++++ TASK INPUTS
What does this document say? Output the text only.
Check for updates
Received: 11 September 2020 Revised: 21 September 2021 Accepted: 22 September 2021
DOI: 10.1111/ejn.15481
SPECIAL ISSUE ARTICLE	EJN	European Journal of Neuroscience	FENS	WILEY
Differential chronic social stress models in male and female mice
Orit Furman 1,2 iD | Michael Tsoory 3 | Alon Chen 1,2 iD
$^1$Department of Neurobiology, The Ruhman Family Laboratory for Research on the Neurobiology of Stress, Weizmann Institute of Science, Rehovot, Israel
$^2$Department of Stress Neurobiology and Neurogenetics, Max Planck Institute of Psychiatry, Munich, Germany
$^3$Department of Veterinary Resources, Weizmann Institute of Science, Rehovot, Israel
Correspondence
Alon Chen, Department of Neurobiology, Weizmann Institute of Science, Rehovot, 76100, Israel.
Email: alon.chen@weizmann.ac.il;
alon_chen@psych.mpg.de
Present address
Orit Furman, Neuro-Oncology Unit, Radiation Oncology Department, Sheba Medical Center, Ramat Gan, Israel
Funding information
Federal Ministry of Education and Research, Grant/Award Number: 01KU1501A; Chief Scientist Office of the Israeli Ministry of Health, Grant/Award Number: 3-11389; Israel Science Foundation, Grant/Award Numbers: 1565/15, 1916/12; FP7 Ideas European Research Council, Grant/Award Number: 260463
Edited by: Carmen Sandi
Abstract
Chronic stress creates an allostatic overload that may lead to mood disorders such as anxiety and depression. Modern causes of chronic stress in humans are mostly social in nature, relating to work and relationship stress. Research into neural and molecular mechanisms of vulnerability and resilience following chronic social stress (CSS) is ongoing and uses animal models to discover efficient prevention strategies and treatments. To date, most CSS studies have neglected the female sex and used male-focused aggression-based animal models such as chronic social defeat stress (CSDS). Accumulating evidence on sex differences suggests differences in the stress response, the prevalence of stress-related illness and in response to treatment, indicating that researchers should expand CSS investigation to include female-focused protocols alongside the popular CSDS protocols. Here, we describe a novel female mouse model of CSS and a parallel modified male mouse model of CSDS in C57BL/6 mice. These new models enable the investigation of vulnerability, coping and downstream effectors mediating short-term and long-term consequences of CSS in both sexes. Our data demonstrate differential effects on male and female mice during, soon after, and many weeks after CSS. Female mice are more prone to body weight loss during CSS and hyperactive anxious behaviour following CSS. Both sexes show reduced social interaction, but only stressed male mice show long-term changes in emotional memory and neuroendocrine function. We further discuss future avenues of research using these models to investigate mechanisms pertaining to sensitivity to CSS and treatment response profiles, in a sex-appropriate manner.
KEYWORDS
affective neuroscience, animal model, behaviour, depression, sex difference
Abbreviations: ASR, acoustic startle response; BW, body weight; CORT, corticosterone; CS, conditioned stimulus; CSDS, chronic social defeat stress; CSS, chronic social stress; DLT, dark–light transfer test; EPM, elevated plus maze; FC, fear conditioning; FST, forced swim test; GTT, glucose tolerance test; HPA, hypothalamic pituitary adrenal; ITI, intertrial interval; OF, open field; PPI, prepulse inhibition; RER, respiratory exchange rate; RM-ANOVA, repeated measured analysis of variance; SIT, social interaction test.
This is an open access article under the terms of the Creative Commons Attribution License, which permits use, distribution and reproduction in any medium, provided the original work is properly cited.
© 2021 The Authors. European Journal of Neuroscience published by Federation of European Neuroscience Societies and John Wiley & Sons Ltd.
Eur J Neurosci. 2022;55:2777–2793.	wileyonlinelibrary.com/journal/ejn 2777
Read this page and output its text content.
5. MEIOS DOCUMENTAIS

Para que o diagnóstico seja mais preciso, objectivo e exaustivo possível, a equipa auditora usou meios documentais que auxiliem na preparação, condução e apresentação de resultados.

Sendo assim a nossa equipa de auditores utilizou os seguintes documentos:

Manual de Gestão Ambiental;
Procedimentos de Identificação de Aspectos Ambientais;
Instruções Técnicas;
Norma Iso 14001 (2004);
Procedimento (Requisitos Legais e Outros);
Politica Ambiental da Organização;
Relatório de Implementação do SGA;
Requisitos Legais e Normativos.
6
++++++++
SHORT TASK: Reproduce the material exactly, with every line intact.

COMPLETE ANSWER:
What does this document say? Output the text only.
Check for updates
Received: 11 September 2020 Revised: 21 September 2021 Accepted: 22 September 2021
DOI: 10.1111/ejn.15481
SPECIAL ISSUE ARTICLE	EJN	European Journal of Neuroscience	FENS	WILEY
Differential chronic social stress models in male and female mice
Orit Furman 1,2 iD | Michael Tsoory 3 | Alon Chen 1,2 iD
$^1$Department of Neurobiology, The Ruhman Family Laboratory for Research on the Neurobiology of Stress, Weizmann Institute of Science, Rehovot, Israel
$^2$Department of Stress Neurobiology and Neurogenetics, Max Planck Institute of Psychiatry, Munich, Germany
$^3$Department of Veterinary Resources, Weizmann Institute of Science, Rehovot, Israel
Correspondence
Alon Chen, Department of Neurobiology, Weizmann Institute of Science, Rehovot, 76100, Israel.
Email: alon.chen@weizmann.ac.il;
alon_chen@psych.mpg.de
Present address
Orit Furman, Neuro-Oncology Unit, Radiation Oncology Department, Sheba Medical Center, Ramat Gan, Israel
Funding information
Federal Ministry of Education and Research, Grant/Award Number: 01KU1501A; Chief Scientist Office of the Israeli Ministry of Health, Grant/Award Number: 3-11389; Israel Science Foundation, Grant/Award Numbers: 1565/15, 1916/12; FP7 Ideas European Research Council, Grant/Award Number: 260463
Edited by: Carmen Sandi
Abstract
Chronic stress creates an allostatic overload that may lead to mood disorders such as anxiety and depression. Modern causes of chronic stress in humans are mostly social in nature, relating to work and relationship stress. Research into neural and molecular mechanisms of vulnerability and resilience following chronic social stress (CSS) is ongoing and uses animal models to discover efficient prevention strategies and treatments. To date, most CSS studies have neglected the female sex and used male-focused aggression-based animal models such as chronic social defeat stress (CSDS). Accumulating evidence on sex differences suggests differences in the stress response, the prevalence of stress-related illness and in response to treatment, indicating that researchers should expand CSS investigation to include female-focused protocols alongside the popular CSDS protocols. Here, we describe a novel female mouse model of CSS and a parallel modified male mouse model of CSDS in C57BL/6 mice. These new models enable the investigation of vulnerability, coping and downstream effectors mediating short-term and long-term consequences of CSS in both sexes. Our data demonstrate differential effects on male and female mice during, soon after, and many weeks after CSS. Female mice are more prone to body weight loss during CSS and hyperactive anxious behaviour following CSS. Both sexes show reduced social interaction, but only stressed male mice show long-term changes in emotional memory and neuroendocrine function. We further discuss future avenues of research using these models to investigate mechanisms pertaining to sensitivity to CSS and treatment response profiles, in a sex-appropriate manner.
KEYWORDS
affective neuroscience, animal model, behaviour, depression, sex difference
Abbreviations: ASR, acoustic startle response; BW, body weight; CORT, corticosterone; CS, conditioned stimulus; CSDS, chronic social defeat stress; CSS, chronic social stress; DLT, dark–light transfer test; EPM, elevated plus maze; FC, fear conditioning; FST, forced swim test; GTT, glucose tolerance test; HPA, hypothalamic pituitary adrenal; ITI, intertrial interval; OF, open field; PPI, prepulse inhibition; RER, respiratory exchange rate; RM-ANOVA, repeated measured analysis of variance; SIT, social interaction test.
This is an open access article under the terms of the Creative Commons Attribution License, which permits use, distribution and reproduction in any medium, provided the original work is properly cited.
© 2021 The Authors. European Journal of Neuroscience published by Federation of European Neuroscience Societies and John Wiley & Sons Ltd.
Eur J Neurosci. 2022;55:2777–2793.	wileyonlinelibrary.com/journal/ejn 2777
Read this page and output its text content.
5. MEIOS DOCUMENTAIS

Para que o diagnóstico seja mais preciso, objectivo e exaustivo possível, a equipa auditora usou meios documentais que auxiliem na preparação, condução e apresentação de resultados.

Sendo assim a nossa equipa de auditores utilizou os seguintes documentos:

Manual de Gestão Ambiental;
Procedimentos de Identificação de Aspectos Ambientais;
Instruções Técnicas;
Norma Iso 14001 (2004);
Procedimento (Requisitos Legais e Outros);
Politica Ambiental da Organização;
Relatório de Implementação do SGA;
Requisitos Legais e Normativos.
6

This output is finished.